___ SOURCE DATA ___

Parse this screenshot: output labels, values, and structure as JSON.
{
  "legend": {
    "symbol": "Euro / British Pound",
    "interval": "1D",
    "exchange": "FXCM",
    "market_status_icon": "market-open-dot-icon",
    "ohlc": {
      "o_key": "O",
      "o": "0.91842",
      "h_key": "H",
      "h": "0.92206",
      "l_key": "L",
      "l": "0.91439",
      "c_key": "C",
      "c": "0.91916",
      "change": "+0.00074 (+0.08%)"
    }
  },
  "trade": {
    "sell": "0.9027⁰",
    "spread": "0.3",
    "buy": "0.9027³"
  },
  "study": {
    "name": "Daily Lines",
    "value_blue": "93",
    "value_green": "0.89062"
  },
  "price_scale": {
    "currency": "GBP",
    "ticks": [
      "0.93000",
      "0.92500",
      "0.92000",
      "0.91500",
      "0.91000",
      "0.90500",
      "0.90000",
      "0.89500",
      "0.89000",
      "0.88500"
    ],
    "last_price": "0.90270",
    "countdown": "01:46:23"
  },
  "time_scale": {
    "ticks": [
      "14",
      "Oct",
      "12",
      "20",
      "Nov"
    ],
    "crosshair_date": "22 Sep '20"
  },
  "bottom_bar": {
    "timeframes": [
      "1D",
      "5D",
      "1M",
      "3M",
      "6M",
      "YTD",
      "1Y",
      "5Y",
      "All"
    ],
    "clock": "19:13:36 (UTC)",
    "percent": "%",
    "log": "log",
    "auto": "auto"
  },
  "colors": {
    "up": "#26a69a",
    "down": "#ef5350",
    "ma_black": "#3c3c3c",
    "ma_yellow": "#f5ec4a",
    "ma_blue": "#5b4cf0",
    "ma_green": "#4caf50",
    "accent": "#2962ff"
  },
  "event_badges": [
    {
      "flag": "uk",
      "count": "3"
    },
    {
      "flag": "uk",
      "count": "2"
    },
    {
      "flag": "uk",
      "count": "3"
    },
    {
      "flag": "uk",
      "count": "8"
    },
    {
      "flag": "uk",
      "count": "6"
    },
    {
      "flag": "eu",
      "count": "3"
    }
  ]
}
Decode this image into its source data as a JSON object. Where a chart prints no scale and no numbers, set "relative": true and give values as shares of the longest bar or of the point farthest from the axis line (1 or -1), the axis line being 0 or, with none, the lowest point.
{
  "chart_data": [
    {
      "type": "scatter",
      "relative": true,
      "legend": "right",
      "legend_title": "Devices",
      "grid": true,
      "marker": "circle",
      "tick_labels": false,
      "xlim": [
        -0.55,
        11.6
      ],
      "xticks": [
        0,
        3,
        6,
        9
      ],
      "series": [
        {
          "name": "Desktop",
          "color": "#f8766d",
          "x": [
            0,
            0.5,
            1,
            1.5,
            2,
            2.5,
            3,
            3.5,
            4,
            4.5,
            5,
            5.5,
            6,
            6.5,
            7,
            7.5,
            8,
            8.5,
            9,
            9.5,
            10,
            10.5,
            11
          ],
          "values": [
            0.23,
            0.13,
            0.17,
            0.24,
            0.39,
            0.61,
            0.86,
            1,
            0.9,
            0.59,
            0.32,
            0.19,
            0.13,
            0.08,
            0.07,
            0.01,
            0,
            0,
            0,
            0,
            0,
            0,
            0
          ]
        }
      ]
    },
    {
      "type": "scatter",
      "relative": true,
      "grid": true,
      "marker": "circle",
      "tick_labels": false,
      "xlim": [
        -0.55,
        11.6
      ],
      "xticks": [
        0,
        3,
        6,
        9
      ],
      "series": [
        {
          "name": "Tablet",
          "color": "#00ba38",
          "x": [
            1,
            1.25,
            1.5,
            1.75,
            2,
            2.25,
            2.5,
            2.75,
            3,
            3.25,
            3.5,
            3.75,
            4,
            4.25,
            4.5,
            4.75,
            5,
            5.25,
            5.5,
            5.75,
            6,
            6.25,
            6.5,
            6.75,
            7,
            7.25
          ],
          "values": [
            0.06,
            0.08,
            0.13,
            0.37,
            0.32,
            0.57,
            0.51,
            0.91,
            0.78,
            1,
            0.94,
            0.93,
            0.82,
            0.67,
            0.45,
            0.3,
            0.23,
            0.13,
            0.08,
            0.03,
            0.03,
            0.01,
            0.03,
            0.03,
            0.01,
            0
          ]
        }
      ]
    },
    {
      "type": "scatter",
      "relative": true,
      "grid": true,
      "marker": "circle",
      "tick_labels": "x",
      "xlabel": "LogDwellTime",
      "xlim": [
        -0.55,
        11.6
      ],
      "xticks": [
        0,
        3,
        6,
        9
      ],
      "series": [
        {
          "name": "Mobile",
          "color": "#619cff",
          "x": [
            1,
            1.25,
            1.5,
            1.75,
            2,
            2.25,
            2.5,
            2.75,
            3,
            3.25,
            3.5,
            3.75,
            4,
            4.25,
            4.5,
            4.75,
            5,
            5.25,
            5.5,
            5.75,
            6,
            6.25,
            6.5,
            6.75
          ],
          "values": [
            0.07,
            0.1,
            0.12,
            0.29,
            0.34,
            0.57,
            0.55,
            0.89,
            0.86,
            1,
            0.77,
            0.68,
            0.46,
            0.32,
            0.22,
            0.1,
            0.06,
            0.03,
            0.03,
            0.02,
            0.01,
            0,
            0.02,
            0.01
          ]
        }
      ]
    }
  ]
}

___

• THE PROBLEM
All entries must be repeated verbatim.

• ANSWER FOR THE TASK
Parse this screenshot: output labels, values, and structure as JSON.
{
  "legend": {
    "symbol": "Euro / British Pound",
    "interval": "1D",
    "exchange": "FXCM",
    "market_status_icon": "market-open-dot-icon",
    "ohlc": {
      "o_key": "O",
      "o": "0.91842",
      "h_key": "H",
      "h": "0.92206",
      "l_key": "L",
      "l": "0.91439",
      "c_key": "C",
      "c": "0.91916",
      "change": "+0.00074 (+0.08%)"
    }
  },
  "trade": {
    "sell": "0.9027⁰",
    "spread": "0.3",
    "buy": "0.9027³"
  },
  "study": {
    "name": "Daily Lines",
    "value_blue": "93",
    "value_green": "0.89062"
  },
  "price_scale": {
    "currency": "GBP",
    "ticks": [
      "0.93000",
      "0.92500",
      "0.92000",
      "0.91500",
      "0.91000",
      "0.90500",
      "0.90000",
      "0.89500",
      "0.89000",
      "0.88500"
    ],
    "last_price": "0.90270",
    "countdown": "01:46:23"
  },
  "time_scale": {
    "ticks": [
      "14",
      "Oct",
      "12",
      "20",
      "Nov"
    ],
    "crosshair_date": "22 Sep '20"
  },
  "bottom_bar": {
    "timeframes": [
      "1D",
      "5D",
      "1M",
      "3M",
      "6M",
      "YTD",
      "1Y",
      "5Y",
      "All"
    ],
    "clock": "19:13:36 (UTC)",
    "percent": "%",
    "log": "log",
    "auto": "auto"
  },
  "colors": {
    "up": "#26a69a",
    "down": "#ef5350",
    "ma_black": "#3c3c3c",
    "ma_yellow": "#f5ec4a",
    "ma_blue": "#5b4cf0",
    "ma_green": "#4caf50",
    "accent": "#2962ff"
  },
  "event_badges": [
    {
      "flag": "uk",
      "count": "3"
    },
    {
      "flag": "uk",
      "count": "2"
    },
    {
      "flag": "uk",
      "count": "3"
    },
    {
      "flag": "uk",
      "count": "8"
    },
    {
      "flag": "uk",
      "count": "6"
    },
    {
      "flag": "eu",
      "count": "3"
    }
  ]
}
Decode this image into its source data as a JSON object. Where a chart prints no scale and no numbers, set "relative": true and give values as shares of the longest bar or of the point farthest from the axis line (1 or -1), the axis line being 0 or, with none, the lowest point.
{
  "chart_data": [
    {
      "type": "scatter",
      "relative": true,
      "legend": "right",
      "legend_title": "Devices",
      "grid": true,
      "marker": "circle",
      "tick_labels": false,
      "xlim": [
        -0.55,
        11.6
      ],
      "xticks": [
        0,
        3,
        6,
        9
      ],
      "series": [
        {
          "name": "Desktop",
          "color": "#f8766d",
          "x": [
            0,
            0.5,
            1,
            1.5,
            2,
            2.5,
            3,
            3.5,
            4,
            4.5,
            5,
            5.5,
            6,
            6.5,
            7,
            7.5,
            8,
            8.5,
            9,
            9.5,
            10,
            10.5,
            11
          ],
          "values": [
            0.23,
            0.13,
            0.17,
            0.24,
            0.39,
            0.61,
            0.86,
            1,
            0.9,
            0.59,
            0.32,
            0.19,
            0.13,
            0.08,
            0.07,
            0.01,
            0,
            0,
            0,
            0,
            0,
            0,
            0
          ]
        }
      ]
    },
    {
      "type": "scatter",
      "relative": true,
      "grid": true,
      "marker": "circle",
      "tick_labels": false,
      "xlim": [
        -0.55,
        11.6
      ],
      "xticks": [
        0,
        3,
        6,
        9
      ],
      "series": [
        {
          "name": "Tablet",
          "color": "#00ba38",
          "x": [
            1,
            1.25,
            1.5,
            1.75,
            2,
            2.25,
            2.5,
            2.75,
            3,
            3.25,
            3.5,
            3.75,
            4,
            4.25,
            4.5,
            4.75,
            5,
            5.25,
            5.5,
            5.75,
            6,
            6.25,
            6.5,
            6.75,
            7,
            7.25
          ],
          "values": [
            0.06,
            0.08,
            0.13,
            0.37,
            0.32,
            0.57,
            0.51,
            0.91,
            0.78,
            1,
            0.94,
            0.93,
            0.82,
            0.67,
            0.45,
            0.3,
            0.23,
            0.13,
            0.08,
            0.03,
            0.03,
            0.01,
            0.03,
            0.03,
            0.01,
            0
          ]
        }
      ]
    },
    {
      "type": "scatter",
      "relative": true,
      "grid": true,
      "marker": "circle",
      "tick_labels": "x",
      "xlabel": "LogDwellTime",
      "xlim": [
        -0.55,
        11.6
      ],
      "xticks": [
        0,
        3,
        6,
        9
      ],
      "series": [
        {
          "name": "Mobile",
          "color": "#619cff",
          "x": [
            1,
            1.25,
            1.5,
            1.75,
            2,
            2.25,
            2.5,
            2.75,
            3,
            3.25,
            3.5,
            3.75,
            4,
            4.25,
            4.5,
            4.75,
            5,
            5.25,
            5.5,
            5.75,
            6,
            6.25,
            6.5,
            6.75
          ],
          "values": [
            0.07,
            0.1,
            0.12,
            0.29,
            0.34,
            0.57,
            0.55,
            0.89,
            0.86,
            1,
            0.77,
            0.68,
            0.46,
            0.32,
            0.22,
            0.1,
            0.06,
            0.03,
            0.03,
            0.02,
            0.01,
            0,
            0.02,
            0.01
          ]
        }
      ]
    }
  ]
}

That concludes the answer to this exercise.